§ Directions
In the data below, find every line that has the string "this", and copy it.

§ Dataset excerpts
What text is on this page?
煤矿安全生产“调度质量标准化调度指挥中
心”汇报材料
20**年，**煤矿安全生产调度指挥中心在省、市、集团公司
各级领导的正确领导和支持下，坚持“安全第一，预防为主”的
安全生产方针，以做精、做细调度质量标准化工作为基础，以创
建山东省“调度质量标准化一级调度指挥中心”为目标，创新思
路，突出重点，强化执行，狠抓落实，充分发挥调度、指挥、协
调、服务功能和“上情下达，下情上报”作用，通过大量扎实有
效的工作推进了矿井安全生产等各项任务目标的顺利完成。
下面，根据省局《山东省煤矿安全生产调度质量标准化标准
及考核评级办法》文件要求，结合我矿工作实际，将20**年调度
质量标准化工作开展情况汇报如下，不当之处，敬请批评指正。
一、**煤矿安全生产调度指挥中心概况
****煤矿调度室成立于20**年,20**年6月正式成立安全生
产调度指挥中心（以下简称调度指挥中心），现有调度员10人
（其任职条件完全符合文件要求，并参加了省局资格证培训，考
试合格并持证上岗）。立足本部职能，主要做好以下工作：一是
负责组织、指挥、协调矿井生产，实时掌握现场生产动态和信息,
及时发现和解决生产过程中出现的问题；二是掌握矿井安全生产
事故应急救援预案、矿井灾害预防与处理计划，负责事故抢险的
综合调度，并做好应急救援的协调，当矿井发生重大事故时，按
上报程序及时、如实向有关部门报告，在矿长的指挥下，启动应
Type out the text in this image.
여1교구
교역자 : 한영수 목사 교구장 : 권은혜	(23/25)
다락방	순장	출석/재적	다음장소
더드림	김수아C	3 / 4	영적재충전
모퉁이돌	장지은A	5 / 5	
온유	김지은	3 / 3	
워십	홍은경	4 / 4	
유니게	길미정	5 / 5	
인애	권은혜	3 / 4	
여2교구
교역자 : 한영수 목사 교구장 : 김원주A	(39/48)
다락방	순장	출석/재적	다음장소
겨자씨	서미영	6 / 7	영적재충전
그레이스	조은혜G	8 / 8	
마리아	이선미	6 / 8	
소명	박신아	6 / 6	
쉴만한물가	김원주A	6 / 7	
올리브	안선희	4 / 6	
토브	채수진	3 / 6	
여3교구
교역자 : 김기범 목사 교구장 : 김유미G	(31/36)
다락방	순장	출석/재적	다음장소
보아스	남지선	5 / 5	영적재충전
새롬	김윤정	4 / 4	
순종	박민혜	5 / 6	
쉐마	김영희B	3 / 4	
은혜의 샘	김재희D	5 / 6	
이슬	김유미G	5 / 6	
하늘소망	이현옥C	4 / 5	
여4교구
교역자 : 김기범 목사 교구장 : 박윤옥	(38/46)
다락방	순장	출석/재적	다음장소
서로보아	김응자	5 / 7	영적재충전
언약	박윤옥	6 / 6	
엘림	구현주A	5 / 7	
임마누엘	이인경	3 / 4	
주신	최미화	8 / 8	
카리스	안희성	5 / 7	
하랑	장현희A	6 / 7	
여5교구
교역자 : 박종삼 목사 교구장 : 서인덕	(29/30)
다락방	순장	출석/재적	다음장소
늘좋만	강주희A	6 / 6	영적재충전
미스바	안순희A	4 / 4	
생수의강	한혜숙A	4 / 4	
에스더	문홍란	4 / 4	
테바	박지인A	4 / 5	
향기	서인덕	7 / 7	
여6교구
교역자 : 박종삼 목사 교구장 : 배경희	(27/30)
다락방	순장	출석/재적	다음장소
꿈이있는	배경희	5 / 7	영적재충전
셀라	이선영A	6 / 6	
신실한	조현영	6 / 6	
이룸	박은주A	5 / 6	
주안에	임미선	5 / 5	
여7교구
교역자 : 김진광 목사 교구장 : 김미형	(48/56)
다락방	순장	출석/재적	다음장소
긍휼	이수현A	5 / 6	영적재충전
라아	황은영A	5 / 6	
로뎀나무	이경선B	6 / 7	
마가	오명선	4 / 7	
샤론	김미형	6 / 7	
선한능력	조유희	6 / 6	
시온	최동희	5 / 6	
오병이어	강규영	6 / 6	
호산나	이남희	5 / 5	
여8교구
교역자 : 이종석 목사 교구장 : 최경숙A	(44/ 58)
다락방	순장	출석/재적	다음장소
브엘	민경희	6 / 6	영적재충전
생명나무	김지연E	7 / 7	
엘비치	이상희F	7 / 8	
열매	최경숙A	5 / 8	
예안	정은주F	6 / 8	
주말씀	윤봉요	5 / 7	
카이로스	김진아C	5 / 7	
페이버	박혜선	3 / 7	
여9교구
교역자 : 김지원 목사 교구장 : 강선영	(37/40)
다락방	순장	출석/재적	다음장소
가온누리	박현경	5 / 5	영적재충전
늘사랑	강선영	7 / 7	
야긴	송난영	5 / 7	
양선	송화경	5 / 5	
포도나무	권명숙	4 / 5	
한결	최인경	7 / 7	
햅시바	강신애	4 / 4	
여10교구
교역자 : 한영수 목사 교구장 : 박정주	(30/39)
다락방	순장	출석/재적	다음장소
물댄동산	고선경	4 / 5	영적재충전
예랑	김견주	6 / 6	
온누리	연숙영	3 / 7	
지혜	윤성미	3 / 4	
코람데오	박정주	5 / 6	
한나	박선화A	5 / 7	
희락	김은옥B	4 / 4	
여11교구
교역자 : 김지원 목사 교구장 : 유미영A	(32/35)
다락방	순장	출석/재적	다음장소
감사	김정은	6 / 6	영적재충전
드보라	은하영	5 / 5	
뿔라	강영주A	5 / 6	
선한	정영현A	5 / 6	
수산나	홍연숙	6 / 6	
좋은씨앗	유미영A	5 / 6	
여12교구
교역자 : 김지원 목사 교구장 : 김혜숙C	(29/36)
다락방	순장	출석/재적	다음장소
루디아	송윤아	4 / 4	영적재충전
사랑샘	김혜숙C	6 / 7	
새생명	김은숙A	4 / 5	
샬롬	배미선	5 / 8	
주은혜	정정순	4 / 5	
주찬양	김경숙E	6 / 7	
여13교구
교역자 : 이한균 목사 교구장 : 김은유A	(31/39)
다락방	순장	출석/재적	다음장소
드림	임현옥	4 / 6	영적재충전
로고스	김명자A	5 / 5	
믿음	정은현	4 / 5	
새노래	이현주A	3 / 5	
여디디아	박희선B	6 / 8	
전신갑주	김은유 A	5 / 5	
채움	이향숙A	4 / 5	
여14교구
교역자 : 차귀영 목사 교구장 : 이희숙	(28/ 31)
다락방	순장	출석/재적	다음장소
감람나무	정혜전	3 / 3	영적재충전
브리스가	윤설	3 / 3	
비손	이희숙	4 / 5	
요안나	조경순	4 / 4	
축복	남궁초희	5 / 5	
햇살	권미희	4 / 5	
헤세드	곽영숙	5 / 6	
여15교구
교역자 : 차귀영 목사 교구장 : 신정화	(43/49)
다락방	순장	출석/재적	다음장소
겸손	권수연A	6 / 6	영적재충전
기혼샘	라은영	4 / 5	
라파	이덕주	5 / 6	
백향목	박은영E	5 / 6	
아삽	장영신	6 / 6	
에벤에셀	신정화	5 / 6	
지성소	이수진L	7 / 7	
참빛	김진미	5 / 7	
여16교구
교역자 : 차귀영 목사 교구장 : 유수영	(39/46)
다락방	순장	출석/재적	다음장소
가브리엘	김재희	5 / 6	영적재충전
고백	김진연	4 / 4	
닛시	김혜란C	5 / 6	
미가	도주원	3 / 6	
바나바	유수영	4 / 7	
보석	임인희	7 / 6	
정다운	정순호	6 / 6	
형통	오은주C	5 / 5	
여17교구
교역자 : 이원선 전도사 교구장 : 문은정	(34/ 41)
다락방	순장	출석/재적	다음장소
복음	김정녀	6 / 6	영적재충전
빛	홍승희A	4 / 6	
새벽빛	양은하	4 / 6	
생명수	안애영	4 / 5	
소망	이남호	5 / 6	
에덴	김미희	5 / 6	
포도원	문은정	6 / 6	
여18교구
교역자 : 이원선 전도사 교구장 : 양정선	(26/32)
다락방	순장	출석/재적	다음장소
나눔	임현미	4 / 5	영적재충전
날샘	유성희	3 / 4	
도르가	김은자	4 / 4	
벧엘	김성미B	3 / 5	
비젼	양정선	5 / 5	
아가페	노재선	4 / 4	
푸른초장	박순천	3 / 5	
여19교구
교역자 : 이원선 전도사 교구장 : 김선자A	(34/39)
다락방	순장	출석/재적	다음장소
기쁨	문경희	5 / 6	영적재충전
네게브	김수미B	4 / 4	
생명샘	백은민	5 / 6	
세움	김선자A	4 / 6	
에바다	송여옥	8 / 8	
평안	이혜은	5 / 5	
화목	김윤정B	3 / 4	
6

§ The solution
What text is on this page?
Type out the text in this image.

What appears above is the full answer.